Excerpts from a figure dataset:
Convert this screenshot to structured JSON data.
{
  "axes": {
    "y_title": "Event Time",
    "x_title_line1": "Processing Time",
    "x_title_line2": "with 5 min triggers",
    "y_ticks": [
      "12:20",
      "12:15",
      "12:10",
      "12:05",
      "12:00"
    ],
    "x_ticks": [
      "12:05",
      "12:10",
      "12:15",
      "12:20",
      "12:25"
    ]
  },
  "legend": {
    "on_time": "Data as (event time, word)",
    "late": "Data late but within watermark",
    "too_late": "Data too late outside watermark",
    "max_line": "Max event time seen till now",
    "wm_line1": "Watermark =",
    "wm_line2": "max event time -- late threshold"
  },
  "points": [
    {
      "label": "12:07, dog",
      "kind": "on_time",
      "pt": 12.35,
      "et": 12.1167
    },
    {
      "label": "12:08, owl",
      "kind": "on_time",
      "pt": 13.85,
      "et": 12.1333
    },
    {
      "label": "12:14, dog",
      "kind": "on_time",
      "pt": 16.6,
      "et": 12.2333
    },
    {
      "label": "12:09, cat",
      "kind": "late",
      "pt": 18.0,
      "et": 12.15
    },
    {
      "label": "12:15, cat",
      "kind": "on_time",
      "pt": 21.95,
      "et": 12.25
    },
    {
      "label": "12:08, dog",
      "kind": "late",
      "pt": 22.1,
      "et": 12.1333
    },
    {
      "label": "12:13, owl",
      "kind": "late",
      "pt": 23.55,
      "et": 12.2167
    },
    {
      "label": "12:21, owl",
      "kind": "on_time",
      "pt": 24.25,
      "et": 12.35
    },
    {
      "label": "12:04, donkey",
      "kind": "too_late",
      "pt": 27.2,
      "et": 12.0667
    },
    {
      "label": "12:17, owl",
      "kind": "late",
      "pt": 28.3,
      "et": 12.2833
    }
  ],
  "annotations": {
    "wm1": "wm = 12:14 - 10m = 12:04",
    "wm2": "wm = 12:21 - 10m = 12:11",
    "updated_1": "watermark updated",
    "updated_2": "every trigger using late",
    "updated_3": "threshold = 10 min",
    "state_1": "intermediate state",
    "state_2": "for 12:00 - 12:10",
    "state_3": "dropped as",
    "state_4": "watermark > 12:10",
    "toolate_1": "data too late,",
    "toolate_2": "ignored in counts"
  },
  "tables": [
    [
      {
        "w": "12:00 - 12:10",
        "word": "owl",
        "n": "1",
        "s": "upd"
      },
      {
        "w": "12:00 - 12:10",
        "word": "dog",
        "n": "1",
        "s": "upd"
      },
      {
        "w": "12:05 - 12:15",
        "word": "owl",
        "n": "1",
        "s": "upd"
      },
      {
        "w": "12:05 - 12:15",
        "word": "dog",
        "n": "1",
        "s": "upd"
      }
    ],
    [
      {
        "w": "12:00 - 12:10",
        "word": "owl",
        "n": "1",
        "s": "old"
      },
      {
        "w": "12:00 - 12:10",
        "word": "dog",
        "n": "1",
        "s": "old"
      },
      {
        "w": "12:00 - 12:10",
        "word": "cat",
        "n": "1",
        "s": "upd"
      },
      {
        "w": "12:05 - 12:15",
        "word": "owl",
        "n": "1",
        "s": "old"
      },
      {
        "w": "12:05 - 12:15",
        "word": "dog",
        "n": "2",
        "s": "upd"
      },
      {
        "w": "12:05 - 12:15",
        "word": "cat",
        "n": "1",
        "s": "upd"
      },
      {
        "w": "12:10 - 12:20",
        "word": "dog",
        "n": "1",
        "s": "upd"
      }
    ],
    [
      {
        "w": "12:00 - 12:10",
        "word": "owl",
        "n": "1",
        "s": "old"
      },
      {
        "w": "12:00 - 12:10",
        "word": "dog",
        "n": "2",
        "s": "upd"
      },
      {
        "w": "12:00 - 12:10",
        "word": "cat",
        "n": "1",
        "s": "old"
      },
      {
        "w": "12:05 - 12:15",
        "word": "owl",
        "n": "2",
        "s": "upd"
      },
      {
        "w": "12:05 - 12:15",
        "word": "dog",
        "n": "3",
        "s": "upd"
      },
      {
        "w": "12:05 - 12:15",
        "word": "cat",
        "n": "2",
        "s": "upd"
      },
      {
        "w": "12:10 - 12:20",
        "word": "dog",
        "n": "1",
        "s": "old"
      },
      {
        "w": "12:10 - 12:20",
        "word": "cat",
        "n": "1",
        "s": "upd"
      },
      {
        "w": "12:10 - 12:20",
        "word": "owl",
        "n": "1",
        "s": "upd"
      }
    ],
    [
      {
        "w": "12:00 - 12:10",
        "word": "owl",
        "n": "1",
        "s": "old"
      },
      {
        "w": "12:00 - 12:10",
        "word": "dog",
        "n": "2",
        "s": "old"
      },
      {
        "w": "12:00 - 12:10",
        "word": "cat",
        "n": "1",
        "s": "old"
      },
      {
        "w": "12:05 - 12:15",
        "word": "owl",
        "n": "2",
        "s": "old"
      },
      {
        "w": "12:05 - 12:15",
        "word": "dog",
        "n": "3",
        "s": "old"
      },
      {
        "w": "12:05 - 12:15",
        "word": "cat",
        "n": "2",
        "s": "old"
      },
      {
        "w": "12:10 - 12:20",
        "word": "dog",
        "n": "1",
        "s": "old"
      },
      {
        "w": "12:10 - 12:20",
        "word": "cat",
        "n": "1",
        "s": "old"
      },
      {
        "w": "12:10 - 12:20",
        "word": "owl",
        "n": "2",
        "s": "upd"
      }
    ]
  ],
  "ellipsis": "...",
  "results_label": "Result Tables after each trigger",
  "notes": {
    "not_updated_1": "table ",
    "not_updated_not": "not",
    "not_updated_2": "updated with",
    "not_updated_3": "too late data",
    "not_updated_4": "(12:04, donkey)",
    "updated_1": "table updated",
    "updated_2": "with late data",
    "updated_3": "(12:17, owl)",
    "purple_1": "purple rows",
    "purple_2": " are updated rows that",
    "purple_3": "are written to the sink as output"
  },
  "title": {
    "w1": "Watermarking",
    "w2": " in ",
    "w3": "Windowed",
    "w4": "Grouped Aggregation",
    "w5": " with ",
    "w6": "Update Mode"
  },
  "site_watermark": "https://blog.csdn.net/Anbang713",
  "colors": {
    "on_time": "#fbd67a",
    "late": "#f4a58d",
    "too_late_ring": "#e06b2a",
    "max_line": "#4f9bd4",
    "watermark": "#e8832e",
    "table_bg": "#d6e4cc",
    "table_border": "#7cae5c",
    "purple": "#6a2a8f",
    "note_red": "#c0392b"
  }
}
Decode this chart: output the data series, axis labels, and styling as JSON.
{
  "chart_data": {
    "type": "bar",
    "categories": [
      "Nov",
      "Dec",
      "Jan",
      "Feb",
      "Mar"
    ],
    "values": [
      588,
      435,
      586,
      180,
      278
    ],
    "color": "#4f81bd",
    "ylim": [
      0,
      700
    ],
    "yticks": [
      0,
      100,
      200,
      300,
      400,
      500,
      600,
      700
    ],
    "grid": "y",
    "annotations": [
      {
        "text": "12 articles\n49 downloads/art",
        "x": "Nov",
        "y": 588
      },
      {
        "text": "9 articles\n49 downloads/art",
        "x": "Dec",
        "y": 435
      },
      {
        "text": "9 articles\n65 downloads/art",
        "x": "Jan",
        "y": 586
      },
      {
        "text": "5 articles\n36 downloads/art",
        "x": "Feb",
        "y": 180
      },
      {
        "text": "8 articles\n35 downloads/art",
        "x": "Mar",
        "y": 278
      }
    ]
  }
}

WHAT IS REQUIRED: Write the listing out again, exactly as it reads.

SOLUTION FOR THIS EXERCISE:
Convert this screenshot to structured JSON data.
{
  "axes": {
    "y_title": "Event Time",
    "x_title_line1": "Processing Time",
    "x_title_line2": "with 5 min triggers",
    "y_ticks": [
      "12:20",
      "12:15",
      "12:10",
      "12:05",
      "12:00"
    ],
    "x_ticks": [
      "12:05",
      "12:10",
      "12:15",
      "12:20",
      "12:25"
    ]
  },
  "legend": {
    "on_time": "Data as (event time, word)",
    "late": "Data late but within watermark",
    "too_late": "Data too late outside watermark",
    "max_line": "Max event time seen till now",
    "wm_line1": "Watermark =",
    "wm_line2": "max event time -- late threshold"
  },
  "points": [
    {
      "label": "12:07, dog",
      "kind": "on_time",
      "pt": 12.35,
      "et": 12.1167
    },
    {
      "label": "12:08, owl",
      "kind": "on_time",
      "pt": 13.85,
      "et": 12.1333
    },
    {
      "label": "12:14, dog",
      "kind": "on_time",
      "pt": 16.6,
      "et": 12.2333
    },
    {
      "label": "12:09, cat",
      "kind": "late",
      "pt": 18.0,
      "et": 12.15
    },
    {
      "label": "12:15, cat",
      "kind": "on_time",
      "pt": 21.95,
      "et": 12.25
    },
    {
      "label": "12:08, dog",
      "kind": "late",
      "pt": 22.1,
      "et": 12.1333
    },
    {
      "label": "12:13, owl",
      "kind": "late",
      "pt": 23.55,
      "et": 12.2167
    },
    {
      "label": "12:21, owl",
      "kind": "on_time",
      "pt": 24.25,
      "et": 12.35
    },
    {
      "label": "12:04, donkey",
      "kind": "too_late",
      "pt": 27.2,
      "et": 12.0667
    },
    {
      "label": "12:17, owl",
      "kind": "late",
      "pt": 28.3,
      "et": 12.2833
    }
  ],
  "annotations": {
    "wm1": "wm = 12:14 - 10m = 12:04",
    "wm2": "wm = 12:21 - 10m = 12:11",
    "updated_1": "watermark updated",
    "updated_2": "every trigger using late",
    "updated_3": "threshold = 10 min",
    "state_1": "intermediate state",
    "state_2": "for 12:00 - 12:10",
    "state_3": "dropped as",
    "state_4": "watermark > 12:10",
    "toolate_1": "data too late,",
    "toolate_2": "ignored in counts"
  },
  "tables": [
    [
      {
        "w": "12:00 - 12:10",
        "word": "owl",
        "n": "1",
        "s": "upd"
      },
      {
        "w": "12:00 - 12:10",
        "word": "dog",
        "n": "1",
        "s": "upd"
      },
      {
        "w": "12:05 - 12:15",
        "word": "owl",
        "n": "1",
        "s": "upd"
      },
      {
        "w": "12:05 - 12:15",
        "word": "dog",
        "n": "1",
        "s": "upd"
      }
    ],
    [
      {
        "w": "12:00 - 12:10",
        "word": "owl",
        "n": "1",
        "s": "old"
      },
      {
        "w": "12:00 - 12:10",
        "word": "dog",
        "n": "1",
        "s": "old"
      },
      {
        "w": "12:00 - 12:10",
        "word": "cat",
        "n": "1",
        "s": "upd"
      },
      {
        "w": "12:05 - 12:15",
        "word": "owl",
        "n": "1",
        "s": "old"
      },
      {
        "w": "12:05 - 12:15",
        "word": "dog",
        "n": "2",
        "s": "upd"
      },
      {
        "w": "12:05 - 12:15",
        "word": "cat",
        "n": "1",
        "s": "upd"
      },
      {
        "w": "12:10 - 12:20",
        "word": "dog",
        "n": "1",
        "s": "upd"
      }
    ],
    [
      {
        "w": "12:00 - 12:10",
        "word": "owl",
        "n": "1",
        "s": "old"
      },
      {
        "w": "12:00 - 12:10",
        "word": "dog",
        "n": "2",
        "s": "upd"
      },
      {
        "w": "12:00 - 12:10",
        "word": "cat",
        "n": "1",
        "s": "old"
      },
      {
        "w": "12:05 - 12:15",
        "word": "owl",
        "n": "2",
        "s": "upd"
      },
      {
        "w": "12:05 - 12:15",
        "word": "dog",
        "n": "3",
        "s": "upd"
      },
      {
        "w": "12:05 - 12:15",
        "word": "cat",
        "n": "2",
        "s": "upd"
      },
      {
        "w": "12:10 - 12:20",
        "word": "dog",
        "n": "1",
        "s": "old"
      },
      {
        "w": "12:10 - 12:20",
        "word": "cat",
        "n": "1",
        "s": "upd"
      },
      {
        "w": "12:10 - 12:20",
        "word": "owl",
        "n": "1",
        "s": "upd"
      }
    ],
    [
      {
        "w": "12:00 - 12:10",
        "word": "owl",
        "n": "1",
        "s": "old"
      },
      {
        "w": "12:00 - 12:10",
        "word": "dog",
        "n": "2",
        "s": "old"
      },
      {
        "w": "12:00 - 12:10",
        "word": "cat",
        "n": "1",
        "s": "old"
      },
      {
        "w": "12:05 - 12:15",
        "word": "owl",
        "n": "2",
        "s": "old"
      },
      {
        "w": "12:05 - 12:15",
        "word": "dog",
        "n": "3",
        "s": "old"
      },
      {
        "w": "12:05 - 12:15",
        "word": "cat",
        "n": "2",
        "s": "old"
      },
      {
        "w": "12:10 - 12:20",
        "word": "dog",
        "n": "1",
        "s": "old"
      },
      {
        "w": "12:10 - 12:20",
        "word": "cat",
        "n": "1",
        "s": "old"
      },
      {
        "w": "12:10 - 12:20",
        "word": "owl",
        "n": "2",
        "s": "upd"
      }
    ]
  ],
  "ellipsis": "...",
  "results_label": "Result Tables after each trigger",
  "notes": {
    "not_updated_1": "table ",
    "not_updated_not": "not",
    "not_updated_2": "updated with",
    "not_updated_3": "too late data",
    "not_updated_4": "(12:04, donkey)",
    "updated_1": "table updated",
    "updated_2": "with late data",
    "updated_3": "(12:17, owl)",
    "purple_1": "purple rows",
    "purple_2": " are updated rows that",
    "purple_3": "are written to the sink as output"
  },
  "title": {
    "w1": "Watermarking",
    "w2": " in ",
    "w3": "Windowed",
    "w4": "Grouped Aggregation",
    "w5": " with ",
    "w6": "Update Mode"
  },
  "site_watermark": "https://blog.csdn.net/Anbang713",
  "colors": {
    "on_time": "#fbd67a",
    "late": "#f4a58d",
    "too_late_ring": "#e06b2a",
    "max_line": "#4f9bd4",
    "watermark": "#e8832e",
    "table_bg": "#d6e4cc",
    "table_border": "#7cae5c",
    "purple": "#6a2a8f",
    "note_red": "#c0392b"
  }
}
Decode this chart: output the data series, axis labels, and styling as JSON.
{
  "chart_data": {
    "type": "bar",
    "categories": [
      "Nov",
      "Dec",
      "Jan",
      "Feb",
      "Mar"
    ],
    "values": [
      588,
      435,
      586,
      180,
      278
    ],
    "color": "#4f81bd",
    "ylim": [
      0,
      700
    ],
    "yticks": [
      0,
      100,
      200,
      300,
      400,
      500,
      600,
      700
    ],
    "grid": "y",
    "annotations": [
      {
        "text": "12 articles\n49 downloads/art",
        "x": "Nov",
        "y": 588
      },
      {
        "text": "9 articles\n49 downloads/art",
        "x": "Dec",
        "y": 435
      },
      {
        "text": "9 articles\n65 downloads/art",
        "x": "Jan",
        "y": 586
      },
      {
        "text": "5 articles\n36 downloads/art",
        "x": "Feb",
        "y": 180
      },
      {
        "text": "8 articles\n35 downloads/art",
        "x": "Mar",
        "y": 278
      }
    ]
  }
}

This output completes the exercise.